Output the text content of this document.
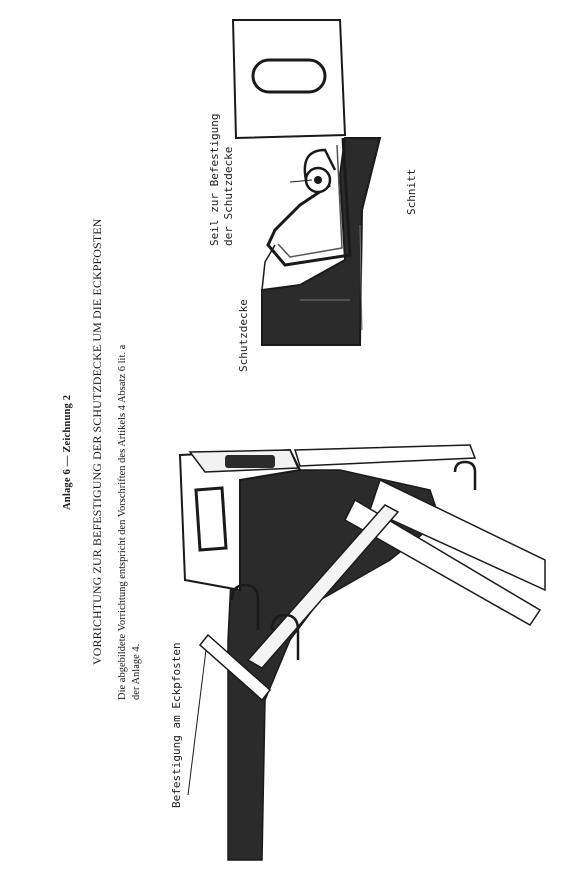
Anlage 6 — Zeichnung 2 VORRICHTUNG ZUR BEFESTIGUNG DER SCHUTZDECKE UM DIE ECKPFOSTEN Die abgebildete Vorrichtung entspricht den Vorschriften des Artikels 4 Absatz 6 lit. a der Anlage 4.
Seil zur Befestigung der Schutzdecke	Schnitt
Schutzdecke
Befestigung am Eckpfosten
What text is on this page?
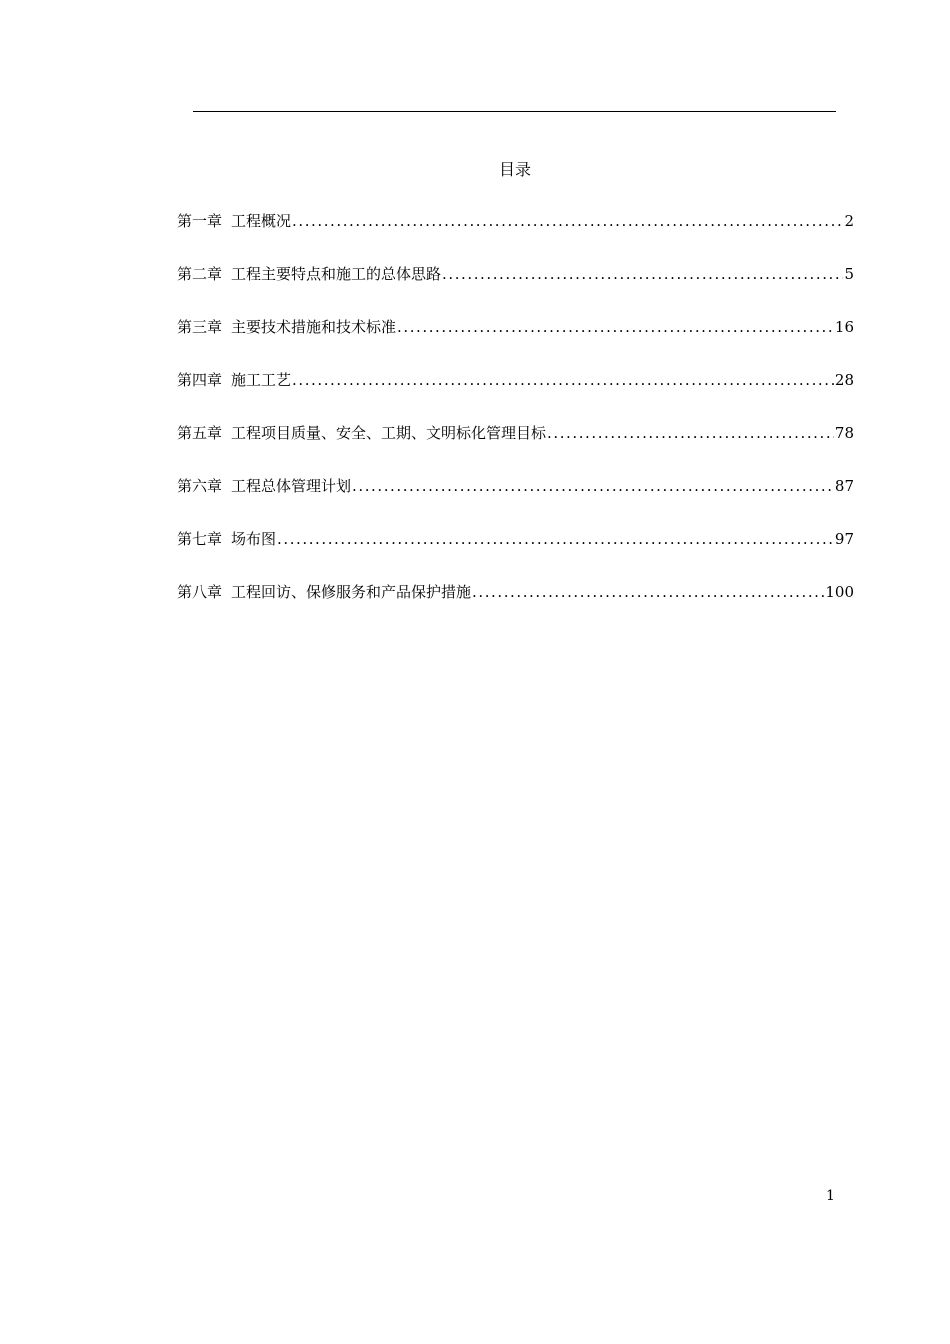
目录
第一章 工程概况 . . .	2
第二章 工程主要特点和施工的总体思路 . . .	5
第三章 主要技术措施和技术标准 . . .	16
第四章 施工工艺 . . .	28
第五章 工程项目质量、安全、工期、文明标化管理目标 . . .	78
第六章 工程总体管理计划 . . .	87
第七章 场布图 . . .	97
第八章 工程回访、保修服务和产品保护措施 . . .	100
1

### Task requirements
Every record must be copied exactly, with the pictures left out.

### The solution
Output the text content of this document.
Anlage 6 — Zeichnung 2 VORRICHTUNG ZUR BEFESTIGUNG DER SCHUTZDECKE UM DIE ECKPFOSTEN Die abgebildete Vorrichtung entspricht den Vorschriften des Artikels 4 Absatz 6 lit. a der Anlage 4.
Seil zur Befestigung der Schutzdecke	Schnitt
Schutzdecke
Befestigung am Eckpfosten
What text is on this page?
目录
第一章 工程概况 . . .	2
第二章 工程主要特点和施工的总体思路 . . .	5
第三章 主要技术措施和技术标准 . . .	16
第四章 施工工艺 . . .	28
第五章 工程项目质量、安全、工期、文明标化管理目标 . . .	78
第六章 工程总体管理计划 . . .	87
第七章 场布图 . . .	97
第八章 工程回访、保修服务和产品保护措施 . . .	100
1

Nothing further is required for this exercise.